Task description :: Exactly as written, please set down all of the entries again, with no pictures.

Given data ::
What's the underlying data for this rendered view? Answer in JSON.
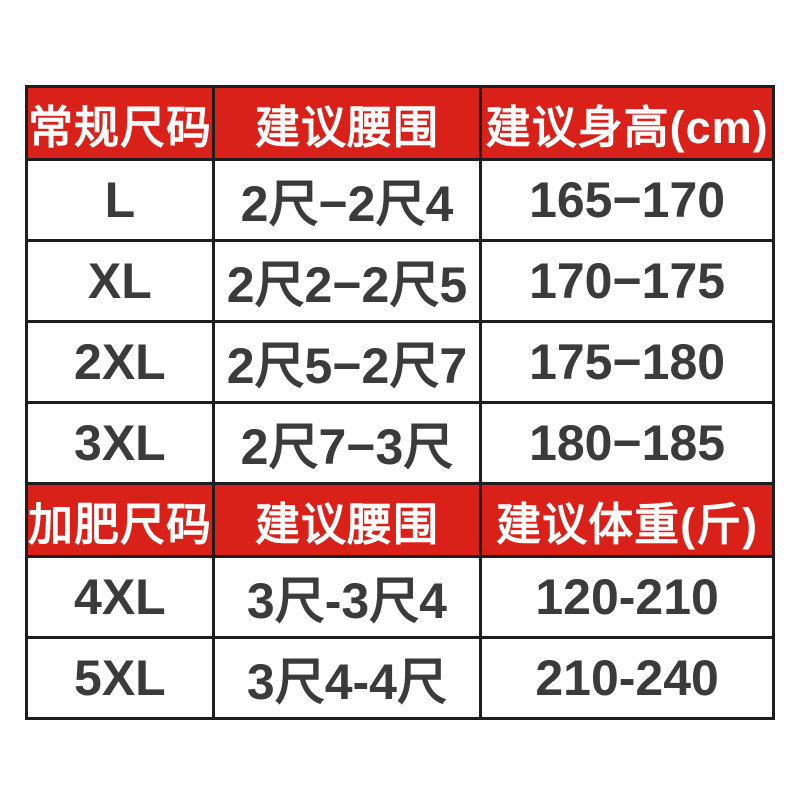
{
  "ui": {
    "accent_red": "#d9211a",
    "header_text_color": "#ffffff",
    "cell_text_color": "#3b3b3b",
    "grid_line_color": "#1e1e1e",
    "background": "#ffffff"
  },
  "chart_data": {
    "type": "table",
    "title": "",
    "sections": [
      {
        "header": [
          "常规尺码",
          "建议腰围",
          "建议身高(cm)"
        ],
        "rows": [
          [
            "L",
            "2尺−2尺4",
            "165−170"
          ],
          [
            "XL",
            "2尺2−2尺5",
            "170−175"
          ],
          [
            "2XL",
            "2尺5−2尺7",
            "175−180"
          ],
          [
            "3XL",
            "2尺7−3尺",
            "180−185"
          ]
        ]
      },
      {
        "header": [
          "加肥尺码",
          "建议腰围",
          "建议体重(斤)"
        ],
        "rows": [
          [
            "4XL",
            "3尺-3尺4",
            "120-210"
          ],
          [
            "5XL",
            "3尺4-4尺",
            "210-240"
          ]
        ]
      }
    ]
  }
}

Final result ::
What's the underlying data for this rendered view? Answer in JSON.
{
  "ui": {
    "accent_red": "#d9211a",
    "header_text_color": "#ffffff",
    "cell_text_color": "#3b3b3b",
    "grid_line_color": "#1e1e1e",
    "background": "#ffffff"
  },
  "chart_data": {
    "type": "table",
    "title": "",
    "sections": [
      {
        "header": [
          "常规尺码",
          "建议腰围",
          "建议身高(cm)"
        ],
        "rows": [
          [
            "L",
            "2尺−2尺4",
            "165−170"
          ],
          [
            "XL",
            "2尺2−2尺5",
            "170−175"
          ],
          [
            "2XL",
            "2尺5−2尺7",
            "175−180"
          ],
          [
            "3XL",
            "2尺7−3尺",
            "180−185"
          ]
        ]
      },
      {
        "header": [
          "加肥尺码",
          "建议腰围",
          "建议体重(斤)"
        ],
        "rows": [
          [
            "4XL",
            "3尺-3尺4",
            "120-210"
          ],
          [
            "5XL",
            "3尺4-4尺",
            "210-240"
          ]
        ]
      }
    ]
  }
}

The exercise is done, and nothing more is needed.